◆ **THE REQUEST**
Return every line of the material exactly.

◆ **SUPPLIED MATERIAL**
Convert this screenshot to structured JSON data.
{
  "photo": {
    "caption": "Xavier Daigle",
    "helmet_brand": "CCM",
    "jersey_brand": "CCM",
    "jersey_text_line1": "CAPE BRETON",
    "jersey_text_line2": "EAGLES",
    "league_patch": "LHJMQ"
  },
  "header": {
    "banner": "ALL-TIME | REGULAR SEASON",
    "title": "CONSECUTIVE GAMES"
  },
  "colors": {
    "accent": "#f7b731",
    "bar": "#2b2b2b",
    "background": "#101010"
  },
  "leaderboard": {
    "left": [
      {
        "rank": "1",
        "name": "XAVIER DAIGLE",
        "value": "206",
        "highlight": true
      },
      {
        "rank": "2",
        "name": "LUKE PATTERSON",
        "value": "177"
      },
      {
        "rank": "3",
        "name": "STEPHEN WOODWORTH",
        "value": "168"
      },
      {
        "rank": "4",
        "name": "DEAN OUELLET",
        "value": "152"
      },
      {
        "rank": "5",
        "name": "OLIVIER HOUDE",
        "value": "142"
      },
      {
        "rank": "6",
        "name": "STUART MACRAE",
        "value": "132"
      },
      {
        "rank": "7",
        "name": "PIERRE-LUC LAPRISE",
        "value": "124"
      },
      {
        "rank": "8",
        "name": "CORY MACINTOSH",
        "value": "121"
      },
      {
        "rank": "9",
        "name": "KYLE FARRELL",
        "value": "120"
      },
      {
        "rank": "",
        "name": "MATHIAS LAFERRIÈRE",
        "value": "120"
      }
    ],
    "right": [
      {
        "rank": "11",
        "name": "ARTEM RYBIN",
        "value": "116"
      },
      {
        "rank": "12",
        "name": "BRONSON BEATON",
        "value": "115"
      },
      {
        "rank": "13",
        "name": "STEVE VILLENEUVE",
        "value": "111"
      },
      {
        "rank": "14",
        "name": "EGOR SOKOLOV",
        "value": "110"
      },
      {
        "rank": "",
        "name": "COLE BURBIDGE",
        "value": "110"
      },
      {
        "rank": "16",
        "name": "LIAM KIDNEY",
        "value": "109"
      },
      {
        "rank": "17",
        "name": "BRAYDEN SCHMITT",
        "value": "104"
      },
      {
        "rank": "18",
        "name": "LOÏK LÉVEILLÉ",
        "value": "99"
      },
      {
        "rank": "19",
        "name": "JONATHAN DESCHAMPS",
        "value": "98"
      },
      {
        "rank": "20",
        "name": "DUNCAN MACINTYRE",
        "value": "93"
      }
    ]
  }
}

◆ **WORKED SOLUTION**
Convert this screenshot to structured JSON data.
{
  "photo": {
    "caption": "Xavier Daigle",
    "helmet_brand": "CCM",
    "jersey_brand": "CCM",
    "jersey_text_line1": "CAPE BRETON",
    "jersey_text_line2": "EAGLES",
    "league_patch": "LHJMQ"
  },
  "header": {
    "banner": "ALL-TIME | REGULAR SEASON",
    "title": "CONSECUTIVE GAMES"
  },
  "colors": {
    "accent": "#f7b731",
    "bar": "#2b2b2b",
    "background": "#101010"
  },
  "leaderboard": {
    "left": [
      {
        "rank": "1",
        "name": "XAVIER DAIGLE",
        "value": "206",
        "highlight": true
      },
      {
        "rank": "2",
        "name": "LUKE PATTERSON",
        "value": "177"
      },
      {
        "rank": "3",
        "name": "STEPHEN WOODWORTH",
        "value": "168"
      },
      {
        "rank": "4",
        "name": "DEAN OUELLET",
        "value": "152"
      },
      {
        "rank": "5",
        "name": "OLIVIER HOUDE",
        "value": "142"
      },
      {
        "rank": "6",
        "name": "STUART MACRAE",
        "value": "132"
      },
      {
        "rank": "7",
        "name": "PIERRE-LUC LAPRISE",
        "value": "124"
      },
      {
        "rank": "8",
        "name": "CORY MACINTOSH",
        "value": "121"
      },
      {
        "rank": "9",
        "name": "KYLE FARRELL",
        "value": "120"
      },
      {
        "rank": "",
        "name": "MATHIAS LAFERRIÈRE",
        "value": "120"
      }
    ],
    "right": [
      {
        "rank": "11",
        "name": "ARTEM RYBIN",
        "value": "116"
      },
      {
        "rank": "12",
        "name": "BRONSON BEATON",
        "value": "115"
      },
      {
        "rank": "13",
        "name": "STEVE VILLENEUVE",
        "value": "111"
      },
      {
        "rank": "14",
        "name": "EGOR SOKOLOV",
        "value": "110"
      },
      {
        "rank": "",
        "name": "COLE BURBIDGE",
        "value": "110"
      },
      {
        "rank": "16",
        "name": "LIAM KIDNEY",
        "value": "109"
      },
      {
        "rank": "17",
        "name": "BRAYDEN SCHMITT",
        "value": "104"
      },
      {
        "rank": "18",
        "name": "LOÏK LÉVEILLÉ",
        "value": "99"
      },
      {
        "rank": "19",
        "name": "JONATHAN DESCHAMPS",
        "value": "98"
      },
      {
        "rank": "20",
        "name": "DUNCAN MACINTYRE",
        "value": "93"
      }
    ]
  }
}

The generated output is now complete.